◆ **What you need to do**: Repeat every line below exactly, word for word.

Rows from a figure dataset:
----------------------------------------

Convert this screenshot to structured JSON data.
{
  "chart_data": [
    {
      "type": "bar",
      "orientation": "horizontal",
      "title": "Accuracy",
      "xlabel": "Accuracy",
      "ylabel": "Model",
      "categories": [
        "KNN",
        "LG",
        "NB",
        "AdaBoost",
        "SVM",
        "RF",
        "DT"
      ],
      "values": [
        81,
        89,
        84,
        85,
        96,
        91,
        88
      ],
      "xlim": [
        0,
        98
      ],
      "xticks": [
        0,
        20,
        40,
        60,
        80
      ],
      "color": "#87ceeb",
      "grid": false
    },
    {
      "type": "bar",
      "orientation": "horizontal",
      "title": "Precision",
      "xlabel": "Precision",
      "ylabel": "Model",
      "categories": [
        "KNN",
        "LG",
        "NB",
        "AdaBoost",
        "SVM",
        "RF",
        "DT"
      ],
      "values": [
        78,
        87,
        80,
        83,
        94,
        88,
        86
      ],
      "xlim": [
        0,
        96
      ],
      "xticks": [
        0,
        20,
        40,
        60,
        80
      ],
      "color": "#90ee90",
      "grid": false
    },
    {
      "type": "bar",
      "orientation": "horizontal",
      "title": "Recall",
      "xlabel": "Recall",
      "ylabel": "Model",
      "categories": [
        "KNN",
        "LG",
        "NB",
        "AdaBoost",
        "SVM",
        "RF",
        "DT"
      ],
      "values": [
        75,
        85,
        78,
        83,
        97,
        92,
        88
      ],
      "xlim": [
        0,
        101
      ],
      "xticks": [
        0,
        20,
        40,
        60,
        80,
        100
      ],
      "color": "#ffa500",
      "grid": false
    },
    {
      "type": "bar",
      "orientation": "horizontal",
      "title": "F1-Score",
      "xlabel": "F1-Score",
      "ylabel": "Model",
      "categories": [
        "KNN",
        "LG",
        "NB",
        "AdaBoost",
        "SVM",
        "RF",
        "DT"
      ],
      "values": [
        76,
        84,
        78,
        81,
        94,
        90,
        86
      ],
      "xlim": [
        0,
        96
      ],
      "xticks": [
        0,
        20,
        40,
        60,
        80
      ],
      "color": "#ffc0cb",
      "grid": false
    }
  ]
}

----------------------------------------

◆ **Written solution**:
Convert this screenshot to structured JSON data.
{
  "chart_data": [
    {
      "type": "bar",
      "orientation": "horizontal",
      "title": "Accuracy",
      "xlabel": "Accuracy",
      "ylabel": "Model",
      "categories": [
        "KNN",
        "LG",
        "NB",
        "AdaBoost",
        "SVM",
        "RF",
        "DT"
      ],
      "values": [
        81,
        89,
        84,
        85,
        96,
        91,
        88
      ],
      "xlim": [
        0,
        98
      ],
      "xticks": [
        0,
        20,
        40,
        60,
        80
      ],
      "color": "#87ceeb",
      "grid": false
    },
    {
      "type": "bar",
      "orientation": "horizontal",
      "title": "Precision",
      "xlabel": "Precision",
      "ylabel": "Model",
      "categories": [
        "KNN",
        "LG",
        "NB",
        "AdaBoost",
        "SVM",
        "RF",
        "DT"
      ],
      "values": [
        78,
        87,
        80,
        83,
        94,
        88,
        86
      ],
      "xlim": [
        0,
        96
      ],
      "xticks": [
        0,
        20,
        40,
        60,
        80
      ],
      "color": "#90ee90",
      "grid": false
    },
    {
      "type": "bar",
      "orientation": "horizontal",
      "title": "Recall",
      "xlabel": "Recall",
      "ylabel": "Model",
      "categories": [
        "KNN",
        "LG",
        "NB",
        "AdaBoost",
        "SVM",
        "RF",
        "DT"
      ],
      "values": [
        75,
        85,
        78,
        83,
        97,
        92,
        88
      ],
      "xlim": [
        0,
        101
      ],
      "xticks": [
        0,
        20,
        40,
        60,
        80,
        100
      ],
      "color": "#ffa500",
      "grid": false
    },
    {
      "type": "bar",
      "orientation": "horizontal",
      "title": "F1-Score",
      "xlabel": "F1-Score",
      "ylabel": "Model",
      "categories": [
        "KNN",
        "LG",
        "NB",
        "AdaBoost",
        "SVM",
        "RF",
        "DT"
      ],
      "values": [
        76,
        84,
        78,
        81,
        94,
        90,
        86
      ],
      "xlim": [
        0,
        96
      ],
      "xticks": [
        0,
        20,
        40,
        60,
        80
      ],
      "color": "#ffc0cb",
      "grid": false
    }
  ]
}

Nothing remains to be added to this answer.